■ Given problem ■
Repeat the material exactly, every line of it.

■ Provided data ■
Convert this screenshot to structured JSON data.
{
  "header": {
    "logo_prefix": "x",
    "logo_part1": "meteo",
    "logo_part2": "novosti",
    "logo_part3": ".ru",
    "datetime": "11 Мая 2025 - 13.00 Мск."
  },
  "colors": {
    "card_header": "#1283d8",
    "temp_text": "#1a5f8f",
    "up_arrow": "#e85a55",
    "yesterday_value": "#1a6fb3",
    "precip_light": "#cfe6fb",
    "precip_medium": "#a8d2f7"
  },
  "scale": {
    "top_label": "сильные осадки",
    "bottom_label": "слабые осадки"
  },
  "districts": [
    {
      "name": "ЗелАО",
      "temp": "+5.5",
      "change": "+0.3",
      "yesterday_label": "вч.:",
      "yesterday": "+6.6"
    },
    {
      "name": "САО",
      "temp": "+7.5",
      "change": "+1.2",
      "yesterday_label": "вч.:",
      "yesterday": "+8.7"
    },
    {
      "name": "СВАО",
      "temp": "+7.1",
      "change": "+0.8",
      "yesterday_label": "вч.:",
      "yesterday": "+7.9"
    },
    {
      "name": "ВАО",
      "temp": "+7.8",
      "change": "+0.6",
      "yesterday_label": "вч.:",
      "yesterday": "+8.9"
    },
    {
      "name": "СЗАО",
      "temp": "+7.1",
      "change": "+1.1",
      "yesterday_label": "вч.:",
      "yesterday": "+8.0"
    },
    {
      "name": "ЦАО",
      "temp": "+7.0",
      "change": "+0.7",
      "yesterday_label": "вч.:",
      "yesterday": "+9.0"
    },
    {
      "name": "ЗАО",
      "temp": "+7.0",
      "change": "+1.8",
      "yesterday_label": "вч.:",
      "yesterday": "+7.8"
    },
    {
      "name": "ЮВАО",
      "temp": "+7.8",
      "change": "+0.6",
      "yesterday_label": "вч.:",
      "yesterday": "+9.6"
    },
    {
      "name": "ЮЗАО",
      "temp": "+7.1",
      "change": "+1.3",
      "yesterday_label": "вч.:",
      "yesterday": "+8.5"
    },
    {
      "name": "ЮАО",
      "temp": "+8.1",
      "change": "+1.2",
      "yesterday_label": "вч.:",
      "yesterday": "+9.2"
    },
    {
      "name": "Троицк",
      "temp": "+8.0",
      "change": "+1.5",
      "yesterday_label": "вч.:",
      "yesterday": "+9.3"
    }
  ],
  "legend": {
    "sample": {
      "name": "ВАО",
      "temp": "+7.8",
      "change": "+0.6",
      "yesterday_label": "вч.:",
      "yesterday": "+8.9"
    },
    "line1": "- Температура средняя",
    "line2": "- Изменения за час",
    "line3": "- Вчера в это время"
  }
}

■ Task answer ■
Convert this screenshot to structured JSON data.
{
  "header": {
    "logo_prefix": "x",
    "logo_part1": "meteo",
    "logo_part2": "novosti",
    "logo_part3": ".ru",
    "datetime": "11 Мая 2025 - 13.00 Мск."
  },
  "colors": {
    "card_header": "#1283d8",
    "temp_text": "#1a5f8f",
    "up_arrow": "#e85a55",
    "yesterday_value": "#1a6fb3",
    "precip_light": "#cfe6fb",
    "precip_medium": "#a8d2f7"
  },
  "scale": {
    "top_label": "сильные осадки",
    "bottom_label": "слабые осадки"
  },
  "districts": [
    {
      "name": "ЗелАО",
      "temp": "+5.5",
      "change": "+0.3",
      "yesterday_label": "вч.:",
      "yesterday": "+6.6"
    },
    {
      "name": "САО",
      "temp": "+7.5",
      "change": "+1.2",
      "yesterday_label": "вч.:",
      "yesterday": "+8.7"
    },
    {
      "name": "СВАО",
      "temp": "+7.1",
      "change": "+0.8",
      "yesterday_label": "вч.:",
      "yesterday": "+7.9"
    },
    {
      "name": "ВАО",
      "temp": "+7.8",
      "change": "+0.6",
      "yesterday_label": "вч.:",
      "yesterday": "+8.9"
    },
    {
      "name": "СЗАО",
      "temp": "+7.1",
      "change": "+1.1",
      "yesterday_label": "вч.:",
      "yesterday": "+8.0"
    },
    {
      "name": "ЦАО",
      "temp": "+7.0",
      "change": "+0.7",
      "yesterday_label": "вч.:",
      "yesterday": "+9.0"
    },
    {
      "name": "ЗАО",
      "temp": "+7.0",
      "change": "+1.8",
      "yesterday_label": "вч.:",
      "yesterday": "+7.8"
    },
    {
      "name": "ЮВАО",
      "temp": "+7.8",
      "change": "+0.6",
      "yesterday_label": "вч.:",
      "yesterday": "+9.6"
    },
    {
      "name": "ЮЗАО",
      "temp": "+7.1",
      "change": "+1.3",
      "yesterday_label": "вч.:",
      "yesterday": "+8.5"
    },
    {
      "name": "ЮАО",
      "temp": "+8.1",
      "change": "+1.2",
      "yesterday_label": "вч.:",
      "yesterday": "+9.2"
    },
    {
      "name": "Троицк",
      "temp": "+8.0",
      "change": "+1.5",
      "yesterday_label": "вч.:",
      "yesterday": "+9.3"
    }
  ],
  "legend": {
    "sample": {
      "name": "ВАО",
      "temp": "+7.8",
      "change": "+0.6",
      "yesterday_label": "вч.:",
      "yesterday": "+8.9"
    },
    "line1": "- Температура средняя",
    "line2": "- Изменения за час",
    "line3": "- Вчера в это время"
  }
}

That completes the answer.